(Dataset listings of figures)
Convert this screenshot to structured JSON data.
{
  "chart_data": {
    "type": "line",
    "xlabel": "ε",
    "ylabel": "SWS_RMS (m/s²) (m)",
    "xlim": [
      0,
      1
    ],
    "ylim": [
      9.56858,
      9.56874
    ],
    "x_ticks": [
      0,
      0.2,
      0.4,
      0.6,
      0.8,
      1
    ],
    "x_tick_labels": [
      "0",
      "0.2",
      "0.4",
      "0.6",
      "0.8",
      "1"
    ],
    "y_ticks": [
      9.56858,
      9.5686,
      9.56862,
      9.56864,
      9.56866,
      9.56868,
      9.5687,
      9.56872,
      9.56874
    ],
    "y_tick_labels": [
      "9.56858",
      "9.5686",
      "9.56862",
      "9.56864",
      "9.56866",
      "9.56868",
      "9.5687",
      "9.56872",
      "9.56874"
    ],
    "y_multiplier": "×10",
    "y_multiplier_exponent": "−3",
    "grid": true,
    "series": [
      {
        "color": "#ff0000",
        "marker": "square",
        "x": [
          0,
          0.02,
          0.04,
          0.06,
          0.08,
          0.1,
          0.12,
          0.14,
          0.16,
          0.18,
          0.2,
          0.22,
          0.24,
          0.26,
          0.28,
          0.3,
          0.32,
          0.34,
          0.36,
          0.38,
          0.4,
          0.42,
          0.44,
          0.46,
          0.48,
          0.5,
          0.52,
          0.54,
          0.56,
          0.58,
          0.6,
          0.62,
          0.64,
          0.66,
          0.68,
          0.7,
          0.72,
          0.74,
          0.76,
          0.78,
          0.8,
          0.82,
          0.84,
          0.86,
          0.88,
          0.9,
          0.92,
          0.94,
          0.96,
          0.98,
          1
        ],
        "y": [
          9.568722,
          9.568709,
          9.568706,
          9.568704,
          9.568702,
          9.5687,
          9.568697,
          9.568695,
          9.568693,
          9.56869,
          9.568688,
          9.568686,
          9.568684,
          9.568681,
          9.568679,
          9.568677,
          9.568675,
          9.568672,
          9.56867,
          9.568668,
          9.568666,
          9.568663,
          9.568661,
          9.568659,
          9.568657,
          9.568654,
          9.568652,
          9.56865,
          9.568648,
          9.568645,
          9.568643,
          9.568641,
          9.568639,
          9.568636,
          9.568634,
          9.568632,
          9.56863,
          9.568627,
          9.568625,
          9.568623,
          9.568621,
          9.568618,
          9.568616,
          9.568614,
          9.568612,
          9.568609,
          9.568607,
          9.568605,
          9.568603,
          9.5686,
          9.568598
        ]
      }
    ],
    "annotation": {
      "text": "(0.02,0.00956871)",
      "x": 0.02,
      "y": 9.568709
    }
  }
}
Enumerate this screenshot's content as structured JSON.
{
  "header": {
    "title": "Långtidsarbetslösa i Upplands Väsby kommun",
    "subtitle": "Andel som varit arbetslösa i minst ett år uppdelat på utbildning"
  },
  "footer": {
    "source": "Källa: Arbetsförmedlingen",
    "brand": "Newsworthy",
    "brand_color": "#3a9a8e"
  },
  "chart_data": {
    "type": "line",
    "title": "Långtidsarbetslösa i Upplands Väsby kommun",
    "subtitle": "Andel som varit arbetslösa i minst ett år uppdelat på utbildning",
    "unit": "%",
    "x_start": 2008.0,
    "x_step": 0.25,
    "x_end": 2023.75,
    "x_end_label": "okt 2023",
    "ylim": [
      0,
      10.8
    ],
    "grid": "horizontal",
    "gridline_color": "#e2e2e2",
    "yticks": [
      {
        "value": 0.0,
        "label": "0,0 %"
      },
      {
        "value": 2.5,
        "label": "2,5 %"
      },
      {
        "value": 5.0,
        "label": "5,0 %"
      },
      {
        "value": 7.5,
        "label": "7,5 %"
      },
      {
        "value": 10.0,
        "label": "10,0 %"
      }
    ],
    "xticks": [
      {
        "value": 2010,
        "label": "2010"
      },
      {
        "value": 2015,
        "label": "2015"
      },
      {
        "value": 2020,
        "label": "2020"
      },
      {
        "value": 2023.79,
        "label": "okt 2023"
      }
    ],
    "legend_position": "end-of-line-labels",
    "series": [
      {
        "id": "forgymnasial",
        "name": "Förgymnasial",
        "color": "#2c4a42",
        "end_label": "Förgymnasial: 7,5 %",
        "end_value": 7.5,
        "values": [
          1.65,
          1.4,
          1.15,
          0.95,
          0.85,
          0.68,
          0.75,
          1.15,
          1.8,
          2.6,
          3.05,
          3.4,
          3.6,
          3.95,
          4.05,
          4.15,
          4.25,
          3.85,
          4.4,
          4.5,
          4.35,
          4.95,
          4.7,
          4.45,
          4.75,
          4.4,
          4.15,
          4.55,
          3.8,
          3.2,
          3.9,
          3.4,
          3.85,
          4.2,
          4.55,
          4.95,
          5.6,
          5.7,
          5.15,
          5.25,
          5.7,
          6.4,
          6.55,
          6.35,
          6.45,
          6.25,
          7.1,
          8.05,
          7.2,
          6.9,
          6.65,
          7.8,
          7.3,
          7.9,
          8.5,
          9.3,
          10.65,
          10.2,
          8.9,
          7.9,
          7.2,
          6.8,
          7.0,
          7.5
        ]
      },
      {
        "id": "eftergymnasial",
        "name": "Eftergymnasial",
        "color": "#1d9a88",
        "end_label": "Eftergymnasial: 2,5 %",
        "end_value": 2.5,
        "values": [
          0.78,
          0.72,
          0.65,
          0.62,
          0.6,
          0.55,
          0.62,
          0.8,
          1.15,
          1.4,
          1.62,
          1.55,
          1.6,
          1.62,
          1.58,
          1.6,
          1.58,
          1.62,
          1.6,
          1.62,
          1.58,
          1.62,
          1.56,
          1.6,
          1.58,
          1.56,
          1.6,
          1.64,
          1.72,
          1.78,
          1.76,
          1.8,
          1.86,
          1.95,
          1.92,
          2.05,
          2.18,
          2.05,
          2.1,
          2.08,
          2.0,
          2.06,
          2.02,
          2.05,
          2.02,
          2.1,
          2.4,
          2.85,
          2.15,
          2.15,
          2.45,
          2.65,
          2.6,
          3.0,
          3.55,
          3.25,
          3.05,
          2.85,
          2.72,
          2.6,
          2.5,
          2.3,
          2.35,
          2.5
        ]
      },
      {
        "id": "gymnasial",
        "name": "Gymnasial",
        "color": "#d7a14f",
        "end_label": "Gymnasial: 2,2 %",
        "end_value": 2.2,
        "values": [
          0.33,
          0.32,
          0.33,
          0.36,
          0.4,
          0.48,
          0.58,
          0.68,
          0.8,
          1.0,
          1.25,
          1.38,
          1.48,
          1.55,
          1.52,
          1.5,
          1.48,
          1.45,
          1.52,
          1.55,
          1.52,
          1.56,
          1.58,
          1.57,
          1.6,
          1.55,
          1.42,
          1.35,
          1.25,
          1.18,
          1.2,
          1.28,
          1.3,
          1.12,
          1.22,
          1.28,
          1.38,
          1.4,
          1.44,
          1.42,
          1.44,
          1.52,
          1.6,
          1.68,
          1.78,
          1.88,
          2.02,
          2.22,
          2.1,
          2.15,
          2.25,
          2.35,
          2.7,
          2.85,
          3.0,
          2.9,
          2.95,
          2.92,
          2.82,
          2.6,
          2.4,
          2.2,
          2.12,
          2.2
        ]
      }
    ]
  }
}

Exercise directions — Reproduce every record, matching each line exactly.

Written solution —
Convert this screenshot to structured JSON data.
{
  "chart_data": {
    "type": "line",
    "xlabel": "ε",
    "ylabel": "SWS_RMS (m/s²) (m)",
    "xlim": [
      0,
      1
    ],
    "ylim": [
      9.56858,
      9.56874
    ],
    "x_ticks": [
      0,
      0.2,
      0.4,
      0.6,
      0.8,
      1
    ],
    "x_tick_labels": [
      "0",
      "0.2",
      "0.4",
      "0.6",
      "0.8",
      "1"
    ],
    "y_ticks": [
      9.56858,
      9.5686,
      9.56862,
      9.56864,
      9.56866,
      9.56868,
      9.5687,
      9.56872,
      9.56874
    ],
    "y_tick_labels": [
      "9.56858",
      "9.5686",
      "9.56862",
      "9.56864",
      "9.56866",
      "9.56868",
      "9.5687",
      "9.56872",
      "9.56874"
    ],
    "y_multiplier": "×10",
    "y_multiplier_exponent": "−3",
    "grid": true,
    "series": [
      {
        "color": "#ff0000",
        "marker": "square",
        "x": [
          0,
          0.02,
          0.04,
          0.06,
          0.08,
          0.1,
          0.12,
          0.14,
          0.16,
          0.18,
          0.2,
          0.22,
          0.24,
          0.26,
          0.28,
          0.3,
          0.32,
          0.34,
          0.36,
          0.38,
          0.4,
          0.42,
          0.44,
          0.46,
          0.48,
          0.5,
          0.52,
          0.54,
          0.56,
          0.58,
          0.6,
          0.62,
          0.64,
          0.66,
          0.68,
          0.7,
          0.72,
          0.74,
          0.76,
          0.78,
          0.8,
          0.82,
          0.84,
          0.86,
          0.88,
          0.9,
          0.92,
          0.94,
          0.96,
          0.98,
          1
        ],
        "y": [
          9.568722,
          9.568709,
          9.568706,
          9.568704,
          9.568702,
          9.5687,
          9.568697,
          9.568695,
          9.568693,
          9.56869,
          9.568688,
          9.568686,
          9.568684,
          9.568681,
          9.568679,
          9.568677,
          9.568675,
          9.568672,
          9.56867,
          9.568668,
          9.568666,
          9.568663,
          9.568661,
          9.568659,
          9.568657,
          9.568654,
          9.568652,
          9.56865,
          9.568648,
          9.568645,
          9.568643,
          9.568641,
          9.568639,
          9.568636,
          9.568634,
          9.568632,
          9.56863,
          9.568627,
          9.568625,
          9.568623,
          9.568621,
          9.568618,
          9.568616,
          9.568614,
          9.568612,
          9.568609,
          9.568607,
          9.568605,
          9.568603,
          9.5686,
          9.568598
        ]
      }
    ],
    "annotation": {
      "text": "(0.02,0.00956871)",
      "x": 0.02,
      "y": 9.568709
    }
  }
}
Enumerate this screenshot's content as structured JSON.
{
  "header": {
    "title": "Långtidsarbetslösa i Upplands Väsby kommun",
    "subtitle": "Andel som varit arbetslösa i minst ett år uppdelat på utbildning"
  },
  "footer": {
    "source": "Källa: Arbetsförmedlingen",
    "brand": "Newsworthy",
    "brand_color": "#3a9a8e"
  },
  "chart_data": {
    "type": "line",
    "title": "Långtidsarbetslösa i Upplands Väsby kommun",
    "subtitle": "Andel som varit arbetslösa i minst ett år uppdelat på utbildning",
    "unit": "%",
    "x_start": 2008.0,
    "x_step": 0.25,
    "x_end": 2023.75,
    "x_end_label": "okt 2023",
    "ylim": [
      0,
      10.8
    ],
    "grid": "horizontal",
    "gridline_color": "#e2e2e2",
    "yticks": [
      {
        "value": 0.0,
        "label": "0,0 %"
      },
      {
        "value": 2.5,
        "label": "2,5 %"
      },
      {
        "value": 5.0,
        "label": "5,0 %"
      },
      {
        "value": 7.5,
        "label": "7,5 %"
      },
      {
        "value": 10.0,
        "label": "10,0 %"
      }
    ],
    "xticks": [
      {
        "value": 2010,
        "label": "2010"
      },
      {
        "value": 2015,
        "label": "2015"
      },
      {
        "value": 2020,
        "label": "2020"
      },
      {
        "value": 2023.79,
        "label": "okt 2023"
      }
    ],
    "legend_position": "end-of-line-labels",
    "series": [
      {
        "id": "forgymnasial",
        "name": "Förgymnasial",
        "color": "#2c4a42",
        "end_label": "Förgymnasial: 7,5 %",
        "end_value": 7.5,
        "values": [
          1.65,
          1.4,
          1.15,
          0.95,
          0.85,
          0.68,
          0.75,
          1.15,
          1.8,
          2.6,
          3.05,
          3.4,
          3.6,
          3.95,
          4.05,
          4.15,
          4.25,
          3.85,
          4.4,
          4.5,
          4.35,
          4.95,
          4.7,
          4.45,
          4.75,
          4.4,
          4.15,
          4.55,
          3.8,
          3.2,
          3.9,
          3.4,
          3.85,
          4.2,
          4.55,
          4.95,
          5.6,
          5.7,
          5.15,
          5.25,
          5.7,
          6.4,
          6.55,
          6.35,
          6.45,
          6.25,
          7.1,
          8.05,
          7.2,
          6.9,
          6.65,
          7.8,
          7.3,
          7.9,
          8.5,
          9.3,
          10.65,
          10.2,
          8.9,
          7.9,
          7.2,
          6.8,
          7.0,
          7.5
        ]
      },
      {
        "id": "eftergymnasial",
        "name": "Eftergymnasial",
        "color": "#1d9a88",
        "end_label": "Eftergymnasial: 2,5 %",
        "end_value": 2.5,
        "values": [
          0.78,
          0.72,
          0.65,
          0.62,
          0.6,
          0.55,
          0.62,
          0.8,
          1.15,
          1.4,
          1.62,
          1.55,
          1.6,
          1.62,
          1.58,
          1.6,
          1.58,
          1.62,
          1.6,
          1.62,
          1.58,
          1.62,
          1.56,
          1.6,
          1.58,
          1.56,
          1.6,
          1.64,
          1.72,
          1.78,
          1.76,
          1.8,
          1.86,
          1.95,
          1.92,
          2.05,
          2.18,
          2.05,
          2.1,
          2.08,
          2.0,
          2.06,
          2.02,
          2.05,
          2.02,
          2.1,
          2.4,
          2.85,
          2.15,
          2.15,
          2.45,
          2.65,
          2.6,
          3.0,
          3.55,
          3.25,
          3.05,
          2.85,
          2.72,
          2.6,
          2.5,
          2.3,
          2.35,
          2.5
        ]
      },
      {
        "id": "gymnasial",
        "name": "Gymnasial",
        "color": "#d7a14f",
        "end_label": "Gymnasial: 2,2 %",
        "end_value": 2.2,
        "values": [
          0.33,
          0.32,
          0.33,
          0.36,
          0.4,
          0.48,
          0.58,
          0.68,
          0.8,
          1.0,
          1.25,
          1.38,
          1.48,
          1.55,
          1.52,
          1.5,
          1.48,
          1.45,
          1.52,
          1.55,
          1.52,
          1.56,
          1.58,
          1.57,
          1.6,
          1.55,
          1.42,
          1.35,
          1.25,
          1.18,
          1.2,
          1.28,
          1.3,
          1.12,
          1.22,
          1.28,
          1.38,
          1.4,
          1.44,
          1.42,
          1.44,
          1.52,
          1.6,
          1.68,
          1.78,
          1.88,
          2.02,
          2.22,
          2.1,
          2.15,
          2.25,
          2.35,
          2.7,
          2.85,
          3.0,
          2.9,
          2.95,
          2.92,
          2.82,
          2.6,
          2.4,
          2.2,
          2.12,
          2.2
        ]
      }
    ]
  }
}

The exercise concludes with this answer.